- Prompt
Look through the records below, count the lines with the word "opens", and reply with only the number.

--

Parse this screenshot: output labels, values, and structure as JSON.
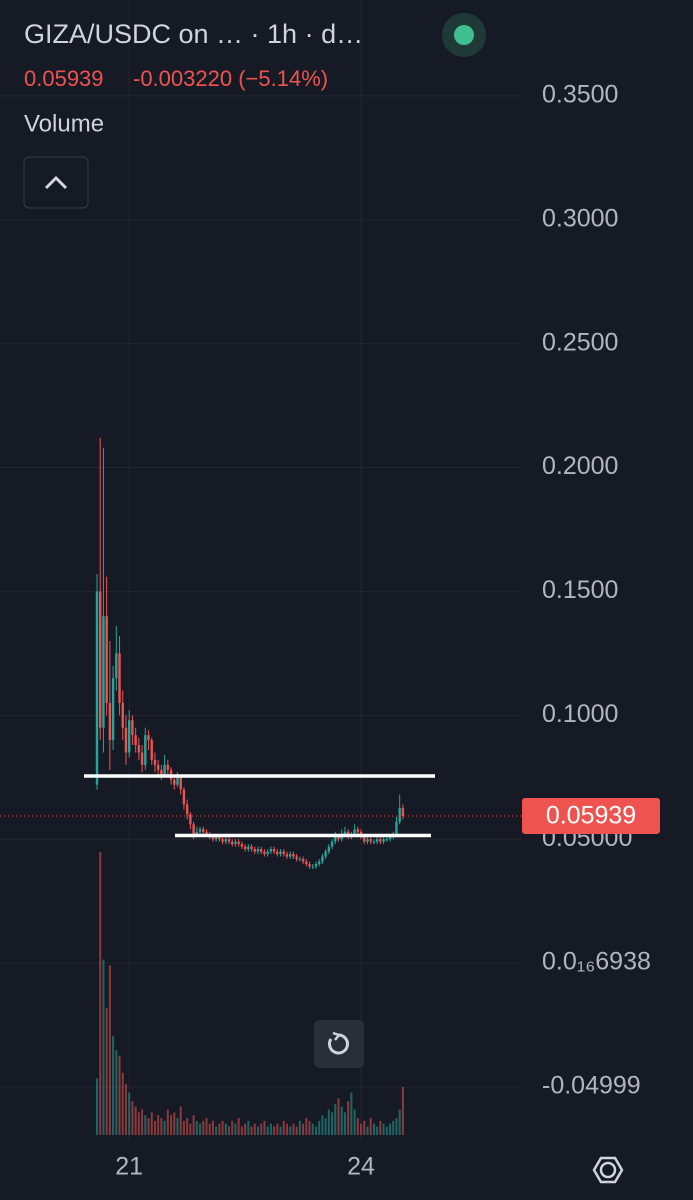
{
  "chart_data": {
    "type": "candlestick",
    "title": "GIZA/USDC on … · 1h · d…",
    "price": 0.05939,
    "change": "-0.003220 (−5.14%)",
    "volume_label": "Volume",
    "up_color": "#26a69a",
    "down_color": "#ef5350",
    "ylim": [
      -0.0714,
      0.3887
    ],
    "yticks": [
      {
        "value": 0.35,
        "label": "0.3500"
      },
      {
        "value": 0.3,
        "label": "0.3000"
      },
      {
        "value": 0.25,
        "label": "0.2500"
      },
      {
        "value": 0.2,
        "label": "0.2000"
      },
      {
        "value": 0.15,
        "label": "0.1500"
      },
      {
        "value": 0.1,
        "label": "0.1000"
      },
      {
        "value": 0.05,
        "label": "0.05000"
      },
      {
        "value": 6.938e-17,
        "label": "0.0₁₆6938"
      },
      -0.04999
    ],
    "grid": true,
    "levels": [
      0.0755,
      0.0515
    ],
    "categories": [
      null,
      null,
      null,
      null,
      null,
      null,
      null,
      null,
      null,
      null,
      "21",
      null,
      null,
      null,
      null,
      null,
      null,
      null,
      null,
      null,
      null,
      null,
      null,
      null,
      null,
      null,
      null,
      null,
      null,
      null,
      null,
      null,
      null,
      null,
      null,
      null,
      null,
      null,
      null,
      null,
      null,
      null,
      null,
      null,
      null,
      null,
      null,
      null,
      null,
      null,
      null,
      null,
      null,
      null,
      null,
      null,
      null,
      null,
      null,
      null,
      null,
      null,
      null,
      null,
      null,
      null,
      null,
      null,
      null,
      null,
      null,
      null,
      null,
      null,
      null,
      null,
      null,
      null,
      null,
      null,
      null,
      null,
      "24",
      null,
      null,
      null,
      null,
      null,
      null,
      null,
      null,
      null,
      null,
      null,
      null,
      null
    ],
    "ohlc": [
      [
        0.072,
        0.157,
        0.07,
        0.15
      ],
      [
        0.15,
        0.212,
        0.09,
        0.095
      ],
      [
        0.095,
        0.208,
        0.085,
        0.14
      ],
      [
        0.14,
        0.156,
        0.1,
        0.105
      ],
      [
        0.105,
        0.13,
        0.078,
        0.09
      ],
      [
        0.09,
        0.12,
        0.086,
        0.115
      ],
      [
        0.115,
        0.136,
        0.11,
        0.125
      ],
      [
        0.125,
        0.132,
        0.1,
        0.105
      ],
      [
        0.105,
        0.11,
        0.09,
        0.095
      ],
      [
        0.095,
        0.1,
        0.08,
        0.085
      ],
      [
        0.085,
        0.102,
        0.083,
        0.098
      ],
      [
        0.098,
        0.1,
        0.088,
        0.092
      ],
      [
        0.092,
        0.095,
        0.085,
        0.088
      ],
      [
        0.088,
        0.091,
        0.082,
        0.085
      ],
      [
        0.085,
        0.088,
        0.077,
        0.08
      ],
      [
        0.08,
        0.095,
        0.078,
        0.092
      ],
      [
        0.092,
        0.094,
        0.086,
        0.09
      ],
      [
        0.09,
        0.091,
        0.08,
        0.082
      ],
      [
        0.082,
        0.085,
        0.077,
        0.08
      ],
      [
        0.08,
        0.082,
        0.076,
        0.078
      ],
      [
        0.078,
        0.08,
        0.074,
        0.076
      ],
      [
        0.076,
        0.084,
        0.075,
        0.08
      ],
      [
        0.08,
        0.082,
        0.076,
        0.078
      ],
      [
        0.078,
        0.079,
        0.072,
        0.074
      ],
      [
        0.074,
        0.076,
        0.07,
        0.072
      ],
      [
        0.072,
        0.077,
        0.071,
        0.075
      ],
      [
        0.075,
        0.076,
        0.068,
        0.07
      ],
      [
        0.07,
        0.071,
        0.062,
        0.064
      ],
      [
        0.064,
        0.066,
        0.058,
        0.06
      ],
      [
        0.06,
        0.061,
        0.054,
        0.056
      ],
      [
        0.056,
        0.057,
        0.05,
        0.052
      ],
      [
        0.052,
        0.055,
        0.051,
        0.053
      ],
      [
        0.053,
        0.055,
        0.052,
        0.054
      ],
      [
        0.054,
        0.055,
        0.052,
        0.053
      ],
      [
        0.053,
        0.054,
        0.051,
        0.052
      ],
      [
        0.052,
        0.053,
        0.05,
        0.051
      ],
      [
        0.051,
        0.052,
        0.049,
        0.05
      ],
      [
        0.05,
        0.052,
        0.049,
        0.051
      ],
      [
        0.051,
        0.052,
        0.049,
        0.05
      ],
      [
        0.05,
        0.051,
        0.048,
        0.049
      ],
      [
        0.049,
        0.051,
        0.048,
        0.05
      ],
      [
        0.05,
        0.051,
        0.048,
        0.049
      ],
      [
        0.049,
        0.05,
        0.047,
        0.048
      ],
      [
        0.048,
        0.05,
        0.047,
        0.049
      ],
      [
        0.049,
        0.05,
        0.047,
        0.048
      ],
      [
        0.048,
        0.049,
        0.046,
        0.047
      ],
      [
        0.047,
        0.048,
        0.045,
        0.046
      ],
      [
        0.046,
        0.048,
        0.045,
        0.047
      ],
      [
        0.047,
        0.048,
        0.045,
        0.046
      ],
      [
        0.046,
        0.047,
        0.044,
        0.045
      ],
      [
        0.045,
        0.047,
        0.044,
        0.046
      ],
      [
        0.046,
        0.047,
        0.044,
        0.045
      ],
      [
        0.045,
        0.046,
        0.043,
        0.044
      ],
      [
        0.044,
        0.046,
        0.043,
        0.045
      ],
      [
        0.045,
        0.047,
        0.044,
        0.046
      ],
      [
        0.046,
        0.047,
        0.044,
        0.045
      ],
      [
        0.045,
        0.046,
        0.043,
        0.044
      ],
      [
        0.044,
        0.046,
        0.043,
        0.045
      ],
      [
        0.045,
        0.046,
        0.043,
        0.044
      ],
      [
        0.044,
        0.045,
        0.042,
        0.043
      ],
      [
        0.043,
        0.045,
        0.042,
        0.044
      ],
      [
        0.044,
        0.045,
        0.042,
        0.043
      ],
      [
        0.043,
        0.044,
        0.041,
        0.042
      ],
      [
        0.042,
        0.043,
        0.041,
        0.042
      ],
      [
        0.042,
        0.043,
        0.04,
        0.041
      ],
      [
        0.041,
        0.042,
        0.039,
        0.04
      ],
      [
        0.04,
        0.041,
        0.038,
        0.039
      ],
      [
        0.039,
        0.04,
        0.038,
        0.039
      ],
      [
        0.039,
        0.041,
        0.038,
        0.04
      ],
      [
        0.04,
        0.042,
        0.039,
        0.041
      ],
      [
        0.041,
        0.044,
        0.04,
        0.043
      ],
      [
        0.043,
        0.046,
        0.042,
        0.045
      ],
      [
        0.045,
        0.048,
        0.044,
        0.047
      ],
      [
        0.047,
        0.05,
        0.046,
        0.049
      ],
      [
        0.049,
        0.053,
        0.048,
        0.051
      ],
      [
        0.051,
        0.052,
        0.049,
        0.05
      ],
      [
        0.05,
        0.054,
        0.049,
        0.052
      ],
      [
        0.052,
        0.055,
        0.051,
        0.053
      ],
      [
        0.053,
        0.054,
        0.05,
        0.051
      ],
      [
        0.051,
        0.053,
        0.05,
        0.052
      ],
      [
        0.052,
        0.056,
        0.051,
        0.054
      ],
      [
        0.054,
        0.055,
        0.052,
        0.053
      ],
      [
        0.053,
        0.054,
        0.05,
        0.051
      ],
      [
        0.051,
        0.052,
        0.048,
        0.049
      ],
      [
        0.049,
        0.051,
        0.048,
        0.05
      ],
      [
        0.05,
        0.051,
        0.048,
        0.049
      ],
      [
        0.049,
        0.05,
        0.048,
        0.049
      ],
      [
        0.049,
        0.051,
        0.048,
        0.05
      ],
      [
        0.05,
        0.051,
        0.048,
        0.049
      ],
      [
        0.049,
        0.051,
        0.048,
        0.05
      ],
      [
        0.05,
        0.051,
        0.049,
        0.05
      ],
      [
        0.05,
        0.052,
        0.049,
        0.051
      ],
      [
        0.051,
        0.053,
        0.05,
        0.052
      ],
      [
        0.052,
        0.059,
        0.051,
        0.057
      ],
      [
        0.057,
        0.068,
        0.056,
        0.0626
      ],
      [
        0.0626,
        0.064,
        0.058,
        0.05939
      ]
    ],
    "volume": [
      20,
      100,
      62,
      45,
      60,
      35,
      30,
      28,
      22,
      18,
      15,
      12,
      10,
      8,
      9,
      7,
      6,
      8,
      5,
      7,
      6,
      5,
      9,
      7,
      8,
      6,
      10,
      5,
      6,
      4,
      7,
      5,
      4,
      5,
      6,
      4,
      5,
      3,
      4,
      5,
      4,
      3,
      5,
      4,
      6,
      3,
      4,
      5,
      3,
      4,
      3,
      4,
      5,
      3,
      4,
      3,
      4,
      3,
      5,
      4,
      3,
      4,
      3,
      5,
      4,
      6,
      5,
      4,
      3,
      5,
      7,
      6,
      9,
      8,
      11,
      13,
      10,
      8,
      12,
      15,
      9,
      6,
      4,
      5,
      3,
      6,
      4,
      3,
      5,
      4,
      3,
      4,
      5,
      6,
      9,
      17
    ]
  }
}
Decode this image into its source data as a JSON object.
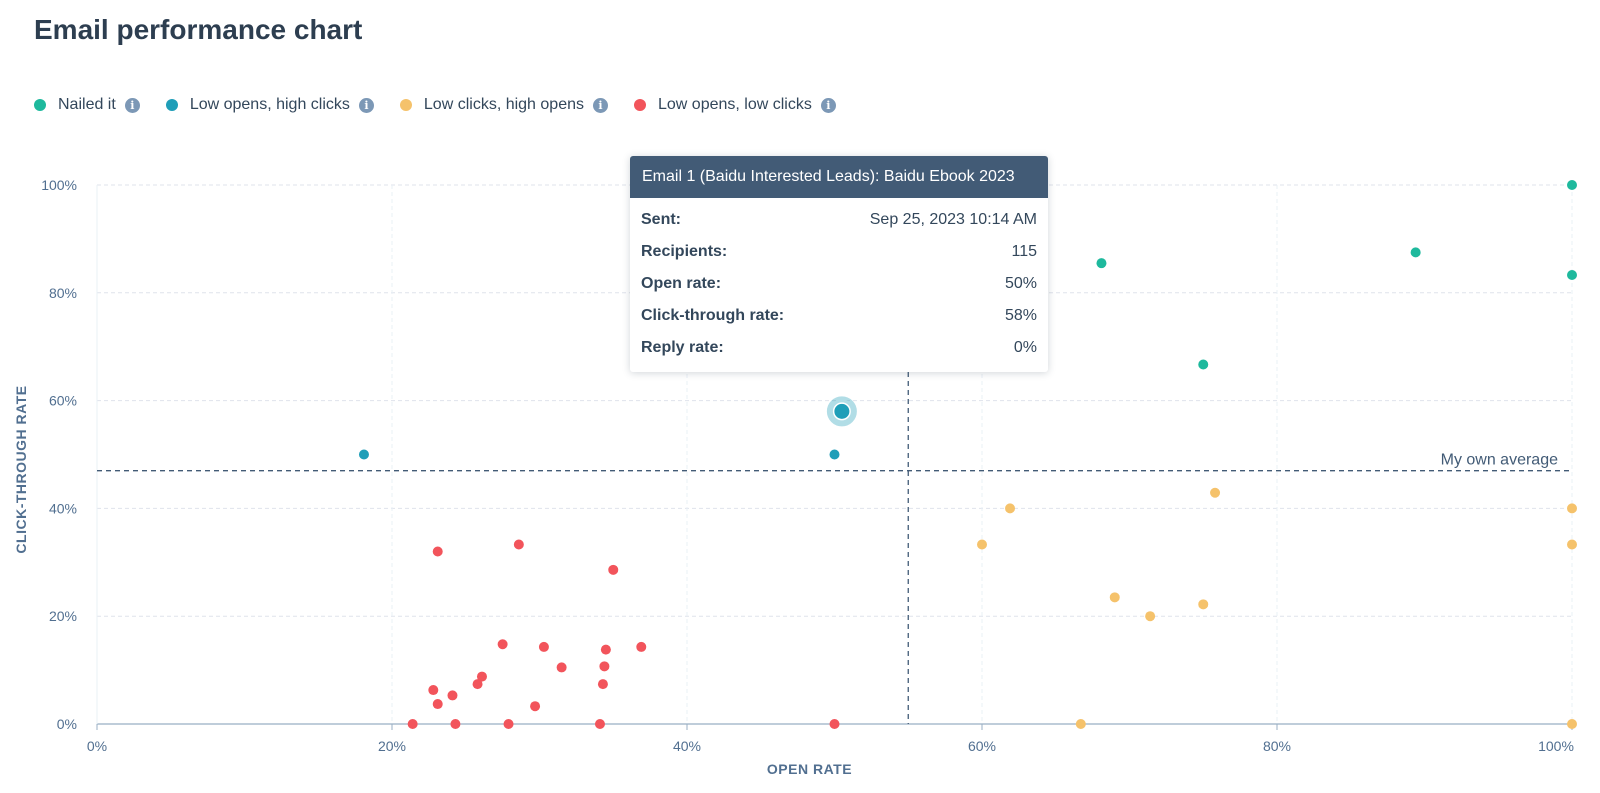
{
  "page_title": "Email performance chart",
  "legend": [
    {
      "label": "Nailed it",
      "color": "#1eb99d",
      "icon": "info-icon"
    },
    {
      "label": "Low opens, high clicks",
      "color": "#1f9eb8",
      "icon": "info-icon"
    },
    {
      "label": "Low clicks, high opens",
      "color": "#f5c26b",
      "icon": "info-icon"
    },
    {
      "label": "Low opens, low clicks",
      "color": "#f2545b",
      "icon": "info-icon"
    }
  ],
  "tooltip": {
    "title": "Email 1 (Baidu Interested Leads): Baidu Ebook 2023",
    "rows": [
      {
        "key": "Sent:",
        "value": "Sep 25, 2023 10:14 AM"
      },
      {
        "key": "Recipients:",
        "value": "115"
      },
      {
        "key": "Open rate:",
        "value": "50%"
      },
      {
        "key": "Click-through rate:",
        "value": "58%"
      },
      {
        "key": "Reply rate:",
        "value": "0%"
      }
    ]
  },
  "chart_data": {
    "type": "scatter",
    "xlabel": "OPEN RATE",
    "ylabel": "CLICK-THROUGH RATE",
    "xlim": [
      0,
      100
    ],
    "ylim": [
      0,
      100
    ],
    "x_ticks": [
      "0%",
      "20%",
      "40%",
      "60%",
      "80%",
      "100%"
    ],
    "y_ticks": [
      "0%",
      "20%",
      "40%",
      "60%",
      "80%",
      "100%"
    ],
    "grid": true,
    "reference_lines": {
      "x_average": 55,
      "y_average": 47,
      "label": "My own average"
    },
    "highlighted_point": {
      "x": 50.5,
      "y": 58,
      "series": "Low opens, high clicks"
    },
    "series": [
      {
        "name": "Nailed it",
        "color": "#1eb99d",
        "points": [
          {
            "x": 100,
            "y": 100
          },
          {
            "x": 89.4,
            "y": 87.5
          },
          {
            "x": 100,
            "y": 83.3
          },
          {
            "x": 68.1,
            "y": 85.5
          },
          {
            "x": 75,
            "y": 66.7
          }
        ]
      },
      {
        "name": "Low opens, high clicks",
        "color": "#1f9eb8",
        "points": [
          {
            "x": 18.1,
            "y": 50
          },
          {
            "x": 50,
            "y": 50
          },
          {
            "x": 50.5,
            "y": 58
          }
        ]
      },
      {
        "name": "Low clicks, high opens",
        "color": "#f5c26b",
        "points": [
          {
            "x": 61.9,
            "y": 40
          },
          {
            "x": 75.8,
            "y": 42.9
          },
          {
            "x": 100,
            "y": 40
          },
          {
            "x": 60,
            "y": 33.3
          },
          {
            "x": 100,
            "y": 33.3
          },
          {
            "x": 69,
            "y": 23.5
          },
          {
            "x": 75,
            "y": 22.2
          },
          {
            "x": 71.4,
            "y": 20
          },
          {
            "x": 66.7,
            "y": 0
          },
          {
            "x": 100,
            "y": 0
          }
        ]
      },
      {
        "name": "Low opens, low clicks",
        "color": "#f2545b",
        "points": [
          {
            "x": 28.6,
            "y": 33.3
          },
          {
            "x": 23.1,
            "y": 32
          },
          {
            "x": 35,
            "y": 28.6
          },
          {
            "x": 27.5,
            "y": 14.8
          },
          {
            "x": 30.3,
            "y": 14.3
          },
          {
            "x": 34.5,
            "y": 13.8
          },
          {
            "x": 36.9,
            "y": 14.3
          },
          {
            "x": 31.5,
            "y": 10.5
          },
          {
            "x": 34.4,
            "y": 10.7
          },
          {
            "x": 26.1,
            "y": 8.8
          },
          {
            "x": 25.8,
            "y": 7.4
          },
          {
            "x": 34.3,
            "y": 7.4
          },
          {
            "x": 22.8,
            "y": 6.3
          },
          {
            "x": 24.1,
            "y": 5.3
          },
          {
            "x": 23.1,
            "y": 3.7
          },
          {
            "x": 29.7,
            "y": 3.3
          },
          {
            "x": 21.4,
            "y": 0
          },
          {
            "x": 24.3,
            "y": 0
          },
          {
            "x": 27.9,
            "y": 0
          },
          {
            "x": 34.1,
            "y": 0
          },
          {
            "x": 50,
            "y": 0
          }
        ]
      }
    ]
  }
}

--

- Task response
7